Source extract

^^^^^^^^^^^^^^^^

Device Tracking

Prey & Microsoft Intune: A thorough comparison

Can Prey and Intune coexist? We developed a guide to weigh up our differences, so you can decide what's best for your organization.

September 27, 2022

When considering software-as-a-service for tracking, data security, or asset management, the choices may be overwhelming. If you’re currently on a Windows-based architecture or Microsoft is one of your vendors, you may know one of those options: Microsoft Intune.

As Intune is related to Prey in scope & functionality, we developed a guide to weigh up the strengths and weaknesses of both, so you can clearly visualize what’s better for you, or for your organization.

What is Microsoft Intune?

Microsoft Intune is a service working as a Mobile Device Manager (also known as MDM) and Mobile Application Management (or MAM). These two acronyms entail a lot of functionality! Mobile device management tools are very important for device administrators: they enable thorough management of computing devices of all sizes and types, including installed applications, policies, and sometimes location & tracking features.

On the other hand, MAM is a common feature of enterprise mobility management (EMM) tools, a first cousin of MDMs. The critical difference between them is the fact that MAM concerns the control of specific mobile devices -such as cellphones or tablets- on the application layer of the device. Whilst not being a complete EMM tool, MAM functionality such as app provisioning and app data protection is still present in Intune as a complement to their MDM offer.

Because of that cross-functionality, Intune is sometimes called a UEM, or unified endpoint management tool.

As an MDM with MAM functionality, Microsoft Intune is capable of key points on the security landscape:

  • Deployment. Devices enrolled in Intune can be configured, managed, and their apps deployed and authenticated
  • Policing. Intune can set rules and settings for enrolled devices to access specific networks and/or data inside the organization through VPN profiles. It can also rule how employees use a device and what can be accessed or changed in it
  • Protection. Intune is capable of powerful data protection features, such as locking devices, encryption, data wipe, and factory resets
  • Compliance. Being able to push updates, strict app management, and the use of reports for device security & health, allow TI managers to address compliance with security standards and measures.

^^^^^^^^^^^^^^^^

Information supplied

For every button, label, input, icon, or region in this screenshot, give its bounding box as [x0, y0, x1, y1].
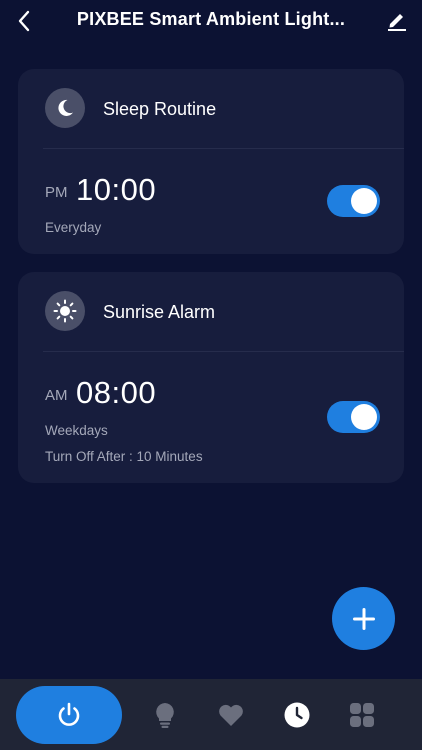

^^^^^^^^^^^^^^^^

Short problem
Reproduce the Prey and Microsoft Intune comparison in full, word for word.

Response to this exercise
Device Tracking

Prey & Microsoft Intune: A thorough comparison

Can Prey and Intune coexist? We developed a guide to weigh up our differences, so you can decide what's best for your organization.

September 27, 2022

When considering software-as-a-service for tracking, data security, or asset management, the choices may be overwhelming. If you’re currently on a Windows-based architecture or Microsoft is one of your vendors, you may know one of those options: Microsoft Intune.

As Intune is related to Prey in scope & functionality, we developed a guide to weigh up the strengths and weaknesses of both, so you can clearly visualize what’s better for you, or for your organization.

What is Microsoft Intune?

Microsoft Intune is a service working as a Mobile Device Manager (also known as MDM) and Mobile Application Management (or MAM). These two acronyms entail a lot of functionality! Mobile device management tools are very important for device administrators: they enable thorough management of computing devices of all sizes and types, including installed applications, policies, and sometimes location & tracking features.

On the other hand, MAM is a common feature of enterprise mobility management (EMM) tools, a first cousin of MDMs. The critical difference between them is the fact that MAM concerns the control of specific mobile devices -such as cellphones or tablets- on the application layer of the device. Whilst not being a complete EMM tool, MAM functionality such as app provisioning and app data protection is still present in Intune as a complement to their MDM offer.

Because of that cross-functionality, Intune is sometimes called a UEM, or unified endpoint management tool.

As an MDM with MAM functionality, Microsoft Intune is capable of key points on the security landscape:

  • Deployment. Devices enrolled in Intune can be configured, managed, and their apps deployed and authenticated
  • Policing. Intune can set rules and settings for enrolled devices to access specific networks and/or data inside the organization through VPN profiles. It can also rule how employees use a device and what can be accessed or changed in it
  • Protection. Intune is capable of powerful data protection features, such as locking devices, encryption, data wipe, and factory resets
  • Compliance. Being able to push updates, strict app management, and the use of reports for device security & health, allow TI managers to address compliance with security standards and measures.